Given task
Locate the lines where "Social" occurs and copy them as they stand.

Provided records
** Start **
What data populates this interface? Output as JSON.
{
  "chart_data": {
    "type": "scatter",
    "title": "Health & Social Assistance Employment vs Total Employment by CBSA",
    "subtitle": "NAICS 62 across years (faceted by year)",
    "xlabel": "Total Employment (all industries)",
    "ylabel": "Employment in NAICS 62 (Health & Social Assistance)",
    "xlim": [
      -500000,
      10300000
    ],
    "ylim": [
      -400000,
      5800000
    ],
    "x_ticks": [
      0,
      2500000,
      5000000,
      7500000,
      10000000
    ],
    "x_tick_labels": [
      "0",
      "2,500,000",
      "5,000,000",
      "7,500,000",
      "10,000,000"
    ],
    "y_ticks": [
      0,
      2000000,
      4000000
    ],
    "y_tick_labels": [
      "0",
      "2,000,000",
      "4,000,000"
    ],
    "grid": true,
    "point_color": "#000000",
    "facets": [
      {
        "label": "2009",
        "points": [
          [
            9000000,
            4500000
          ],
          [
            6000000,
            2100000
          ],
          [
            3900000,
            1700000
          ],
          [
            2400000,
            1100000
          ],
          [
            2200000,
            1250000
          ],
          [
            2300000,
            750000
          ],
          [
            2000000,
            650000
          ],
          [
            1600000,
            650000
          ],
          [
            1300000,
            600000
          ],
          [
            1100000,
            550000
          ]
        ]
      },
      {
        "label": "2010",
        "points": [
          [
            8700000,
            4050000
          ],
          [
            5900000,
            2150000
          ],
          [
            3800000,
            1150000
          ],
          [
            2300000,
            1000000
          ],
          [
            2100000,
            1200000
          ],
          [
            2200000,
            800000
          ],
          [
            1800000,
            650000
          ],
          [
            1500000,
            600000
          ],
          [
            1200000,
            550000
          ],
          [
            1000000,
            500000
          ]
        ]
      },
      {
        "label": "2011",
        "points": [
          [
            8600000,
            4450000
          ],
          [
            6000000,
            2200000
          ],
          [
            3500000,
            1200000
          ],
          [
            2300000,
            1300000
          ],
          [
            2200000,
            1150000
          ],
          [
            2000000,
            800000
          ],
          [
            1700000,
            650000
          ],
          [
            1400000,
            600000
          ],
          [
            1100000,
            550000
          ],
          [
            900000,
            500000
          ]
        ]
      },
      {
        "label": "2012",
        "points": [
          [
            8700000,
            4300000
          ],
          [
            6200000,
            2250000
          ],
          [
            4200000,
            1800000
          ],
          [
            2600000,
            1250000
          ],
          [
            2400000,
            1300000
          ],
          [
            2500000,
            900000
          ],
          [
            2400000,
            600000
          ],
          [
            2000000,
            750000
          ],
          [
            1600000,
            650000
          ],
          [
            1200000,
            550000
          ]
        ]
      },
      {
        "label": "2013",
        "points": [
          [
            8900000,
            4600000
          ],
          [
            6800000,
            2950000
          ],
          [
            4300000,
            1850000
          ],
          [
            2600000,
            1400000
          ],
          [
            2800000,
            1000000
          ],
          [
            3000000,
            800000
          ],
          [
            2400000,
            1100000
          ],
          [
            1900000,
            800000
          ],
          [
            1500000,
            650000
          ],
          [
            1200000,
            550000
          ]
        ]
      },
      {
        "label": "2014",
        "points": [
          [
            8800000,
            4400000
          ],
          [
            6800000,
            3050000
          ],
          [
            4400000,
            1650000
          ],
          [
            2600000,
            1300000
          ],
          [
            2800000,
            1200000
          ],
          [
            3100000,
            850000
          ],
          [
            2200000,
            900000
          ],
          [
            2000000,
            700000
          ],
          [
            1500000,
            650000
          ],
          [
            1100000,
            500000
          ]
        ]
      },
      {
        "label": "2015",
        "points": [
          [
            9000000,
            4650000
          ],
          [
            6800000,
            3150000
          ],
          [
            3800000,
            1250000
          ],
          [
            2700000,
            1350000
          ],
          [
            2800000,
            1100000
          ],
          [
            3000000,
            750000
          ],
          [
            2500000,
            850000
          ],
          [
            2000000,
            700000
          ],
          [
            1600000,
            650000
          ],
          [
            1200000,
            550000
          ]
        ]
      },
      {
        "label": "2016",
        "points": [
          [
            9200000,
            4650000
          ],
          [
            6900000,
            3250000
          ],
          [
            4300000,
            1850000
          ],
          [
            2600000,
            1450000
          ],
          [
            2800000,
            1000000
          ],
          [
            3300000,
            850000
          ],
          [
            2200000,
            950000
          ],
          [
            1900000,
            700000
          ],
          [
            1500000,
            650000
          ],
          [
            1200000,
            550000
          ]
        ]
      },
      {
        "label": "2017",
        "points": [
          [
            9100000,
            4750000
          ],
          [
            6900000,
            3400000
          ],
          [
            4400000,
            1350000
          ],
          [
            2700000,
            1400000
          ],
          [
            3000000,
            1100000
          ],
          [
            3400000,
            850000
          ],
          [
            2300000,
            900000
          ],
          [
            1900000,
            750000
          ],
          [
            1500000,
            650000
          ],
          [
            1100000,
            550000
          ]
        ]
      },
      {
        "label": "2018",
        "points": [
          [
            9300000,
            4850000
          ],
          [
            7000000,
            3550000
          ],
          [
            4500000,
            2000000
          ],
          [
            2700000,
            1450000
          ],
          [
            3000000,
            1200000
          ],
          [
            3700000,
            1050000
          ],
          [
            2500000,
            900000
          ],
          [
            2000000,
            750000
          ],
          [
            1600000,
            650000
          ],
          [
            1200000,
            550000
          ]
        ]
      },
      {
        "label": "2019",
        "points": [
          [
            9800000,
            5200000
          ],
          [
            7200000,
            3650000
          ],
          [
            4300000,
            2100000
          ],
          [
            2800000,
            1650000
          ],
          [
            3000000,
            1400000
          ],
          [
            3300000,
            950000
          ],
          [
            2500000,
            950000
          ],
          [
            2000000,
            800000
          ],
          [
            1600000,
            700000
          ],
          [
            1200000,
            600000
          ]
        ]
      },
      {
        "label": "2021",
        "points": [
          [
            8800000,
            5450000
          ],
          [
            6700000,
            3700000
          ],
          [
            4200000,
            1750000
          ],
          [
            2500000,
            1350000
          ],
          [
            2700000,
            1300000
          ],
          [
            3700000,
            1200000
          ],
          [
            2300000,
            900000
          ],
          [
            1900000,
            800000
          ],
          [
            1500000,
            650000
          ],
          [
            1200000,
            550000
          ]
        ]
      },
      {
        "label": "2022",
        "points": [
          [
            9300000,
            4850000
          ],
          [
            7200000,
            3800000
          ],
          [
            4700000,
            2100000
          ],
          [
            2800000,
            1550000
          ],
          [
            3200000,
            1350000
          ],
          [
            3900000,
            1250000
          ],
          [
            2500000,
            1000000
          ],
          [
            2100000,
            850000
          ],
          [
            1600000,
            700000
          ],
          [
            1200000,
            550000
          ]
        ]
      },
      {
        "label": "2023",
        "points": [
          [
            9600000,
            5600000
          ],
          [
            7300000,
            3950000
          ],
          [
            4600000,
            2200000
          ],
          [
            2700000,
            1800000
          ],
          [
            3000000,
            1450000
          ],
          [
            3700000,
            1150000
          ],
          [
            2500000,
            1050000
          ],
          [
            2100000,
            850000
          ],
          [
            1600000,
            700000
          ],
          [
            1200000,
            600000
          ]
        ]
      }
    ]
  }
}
** End **
Reply to the exercise
    "title": "Health & Social Assistance Employment vs Total Employment by CBSA",
    "ylabel": "Employment in NAICS 62 (Health & Social Assistance)",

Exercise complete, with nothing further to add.